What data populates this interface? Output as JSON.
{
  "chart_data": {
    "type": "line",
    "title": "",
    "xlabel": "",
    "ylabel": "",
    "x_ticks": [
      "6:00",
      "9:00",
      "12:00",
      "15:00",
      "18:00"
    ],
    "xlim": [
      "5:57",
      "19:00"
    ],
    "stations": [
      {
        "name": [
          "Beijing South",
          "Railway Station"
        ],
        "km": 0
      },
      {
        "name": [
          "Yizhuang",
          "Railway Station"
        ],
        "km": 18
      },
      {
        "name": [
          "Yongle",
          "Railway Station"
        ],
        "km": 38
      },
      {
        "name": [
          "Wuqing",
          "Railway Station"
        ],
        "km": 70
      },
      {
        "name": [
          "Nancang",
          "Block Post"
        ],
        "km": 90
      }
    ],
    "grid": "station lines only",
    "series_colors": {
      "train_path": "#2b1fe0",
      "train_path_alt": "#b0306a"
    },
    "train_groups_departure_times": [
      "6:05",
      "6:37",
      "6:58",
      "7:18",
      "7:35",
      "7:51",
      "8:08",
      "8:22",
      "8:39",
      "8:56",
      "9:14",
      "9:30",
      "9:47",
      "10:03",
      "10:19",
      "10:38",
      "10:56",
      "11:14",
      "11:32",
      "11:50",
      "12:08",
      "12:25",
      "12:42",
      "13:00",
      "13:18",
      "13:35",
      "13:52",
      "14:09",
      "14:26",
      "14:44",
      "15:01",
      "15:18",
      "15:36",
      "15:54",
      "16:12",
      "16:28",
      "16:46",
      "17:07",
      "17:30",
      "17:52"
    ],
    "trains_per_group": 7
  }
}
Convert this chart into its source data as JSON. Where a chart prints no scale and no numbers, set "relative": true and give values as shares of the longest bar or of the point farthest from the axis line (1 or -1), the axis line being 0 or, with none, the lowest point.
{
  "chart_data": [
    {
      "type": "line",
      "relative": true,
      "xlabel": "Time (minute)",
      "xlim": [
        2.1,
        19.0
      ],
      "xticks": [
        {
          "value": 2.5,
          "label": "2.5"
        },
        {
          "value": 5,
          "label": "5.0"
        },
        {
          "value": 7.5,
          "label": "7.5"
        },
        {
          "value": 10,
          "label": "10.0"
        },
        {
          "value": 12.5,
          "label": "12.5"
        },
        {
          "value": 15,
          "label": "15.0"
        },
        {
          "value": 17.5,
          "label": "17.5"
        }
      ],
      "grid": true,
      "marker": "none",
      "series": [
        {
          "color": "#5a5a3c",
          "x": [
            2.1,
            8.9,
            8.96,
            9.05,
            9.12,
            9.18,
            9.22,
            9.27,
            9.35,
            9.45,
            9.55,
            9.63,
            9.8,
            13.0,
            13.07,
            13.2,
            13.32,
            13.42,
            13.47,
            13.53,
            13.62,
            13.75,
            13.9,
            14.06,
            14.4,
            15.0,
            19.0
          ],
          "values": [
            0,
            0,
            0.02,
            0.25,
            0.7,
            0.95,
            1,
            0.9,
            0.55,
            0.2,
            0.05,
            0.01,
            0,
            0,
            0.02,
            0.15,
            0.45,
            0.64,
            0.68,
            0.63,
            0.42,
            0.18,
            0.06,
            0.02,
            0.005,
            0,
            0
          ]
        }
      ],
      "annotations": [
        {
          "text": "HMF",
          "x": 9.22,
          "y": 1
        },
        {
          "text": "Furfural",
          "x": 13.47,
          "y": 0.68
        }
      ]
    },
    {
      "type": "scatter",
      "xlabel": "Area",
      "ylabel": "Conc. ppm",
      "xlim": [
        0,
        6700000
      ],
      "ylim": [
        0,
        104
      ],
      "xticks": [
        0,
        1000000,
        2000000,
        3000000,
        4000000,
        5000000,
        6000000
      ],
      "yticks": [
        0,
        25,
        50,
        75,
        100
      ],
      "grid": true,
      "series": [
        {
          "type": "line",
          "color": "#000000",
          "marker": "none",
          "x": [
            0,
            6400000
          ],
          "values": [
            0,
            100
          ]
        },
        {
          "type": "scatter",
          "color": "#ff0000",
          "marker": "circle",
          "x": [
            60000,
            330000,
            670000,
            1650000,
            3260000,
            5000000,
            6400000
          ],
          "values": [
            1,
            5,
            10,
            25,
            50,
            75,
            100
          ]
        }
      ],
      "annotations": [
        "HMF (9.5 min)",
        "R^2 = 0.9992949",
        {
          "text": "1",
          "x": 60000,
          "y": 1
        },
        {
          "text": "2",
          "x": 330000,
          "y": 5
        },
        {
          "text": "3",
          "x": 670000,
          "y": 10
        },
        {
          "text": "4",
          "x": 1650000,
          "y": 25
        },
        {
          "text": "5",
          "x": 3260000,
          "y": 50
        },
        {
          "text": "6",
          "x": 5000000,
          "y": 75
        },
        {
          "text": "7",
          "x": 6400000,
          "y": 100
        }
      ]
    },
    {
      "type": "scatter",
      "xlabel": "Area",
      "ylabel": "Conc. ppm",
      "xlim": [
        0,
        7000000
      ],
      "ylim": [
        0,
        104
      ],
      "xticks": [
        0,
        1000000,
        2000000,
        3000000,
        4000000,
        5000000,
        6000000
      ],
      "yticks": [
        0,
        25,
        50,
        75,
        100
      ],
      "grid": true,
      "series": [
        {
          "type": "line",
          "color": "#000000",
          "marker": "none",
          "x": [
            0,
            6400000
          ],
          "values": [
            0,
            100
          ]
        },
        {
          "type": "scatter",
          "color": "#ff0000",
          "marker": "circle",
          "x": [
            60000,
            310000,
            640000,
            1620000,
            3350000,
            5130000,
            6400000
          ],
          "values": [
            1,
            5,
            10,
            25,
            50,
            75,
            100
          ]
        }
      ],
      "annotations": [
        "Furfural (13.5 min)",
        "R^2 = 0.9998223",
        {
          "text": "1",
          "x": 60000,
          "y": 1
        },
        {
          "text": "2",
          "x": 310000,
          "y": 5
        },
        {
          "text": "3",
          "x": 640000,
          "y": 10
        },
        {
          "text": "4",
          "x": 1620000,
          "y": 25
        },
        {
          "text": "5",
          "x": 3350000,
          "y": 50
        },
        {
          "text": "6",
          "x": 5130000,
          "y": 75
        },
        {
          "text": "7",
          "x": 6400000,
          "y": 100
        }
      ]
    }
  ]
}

## CHALLENGE:
Tell how many lines in the material contain the word "xlabel". Only the number is wanted.

## ANSWER TO THIS PROBLEM:
4